Required task –
Only lines with the string "overload" matter here; gather them from the material below.
━━━━━ Extracted information ━━━━━
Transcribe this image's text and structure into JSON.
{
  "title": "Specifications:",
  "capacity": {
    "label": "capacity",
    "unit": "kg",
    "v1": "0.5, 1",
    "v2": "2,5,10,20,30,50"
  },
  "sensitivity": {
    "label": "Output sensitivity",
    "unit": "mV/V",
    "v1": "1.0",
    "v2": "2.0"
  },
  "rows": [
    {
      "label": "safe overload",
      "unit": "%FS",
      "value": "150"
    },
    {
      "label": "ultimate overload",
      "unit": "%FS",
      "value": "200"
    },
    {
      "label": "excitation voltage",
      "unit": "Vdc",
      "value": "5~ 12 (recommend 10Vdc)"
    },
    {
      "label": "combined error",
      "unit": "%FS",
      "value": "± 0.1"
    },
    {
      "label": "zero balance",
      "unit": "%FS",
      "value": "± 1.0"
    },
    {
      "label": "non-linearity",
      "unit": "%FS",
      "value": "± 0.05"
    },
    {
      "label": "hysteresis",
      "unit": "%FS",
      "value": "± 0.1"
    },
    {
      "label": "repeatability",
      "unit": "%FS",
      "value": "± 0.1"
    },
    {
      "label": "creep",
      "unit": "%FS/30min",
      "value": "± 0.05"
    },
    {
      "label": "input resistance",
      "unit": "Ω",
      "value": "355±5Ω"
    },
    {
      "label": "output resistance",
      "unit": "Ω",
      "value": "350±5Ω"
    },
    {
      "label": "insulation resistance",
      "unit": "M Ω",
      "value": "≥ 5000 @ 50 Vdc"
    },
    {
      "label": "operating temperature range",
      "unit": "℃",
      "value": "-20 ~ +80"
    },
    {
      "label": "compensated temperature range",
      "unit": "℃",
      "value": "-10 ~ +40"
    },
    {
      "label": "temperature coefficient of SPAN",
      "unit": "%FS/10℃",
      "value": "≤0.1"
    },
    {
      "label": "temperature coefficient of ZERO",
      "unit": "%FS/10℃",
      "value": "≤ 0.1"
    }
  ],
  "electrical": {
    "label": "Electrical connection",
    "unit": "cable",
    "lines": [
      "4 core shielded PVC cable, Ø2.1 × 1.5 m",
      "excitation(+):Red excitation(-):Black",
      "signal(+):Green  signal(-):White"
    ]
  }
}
━━━━━
Worked solution –
      "label": "safe overload",
      "label": "ultimate overload",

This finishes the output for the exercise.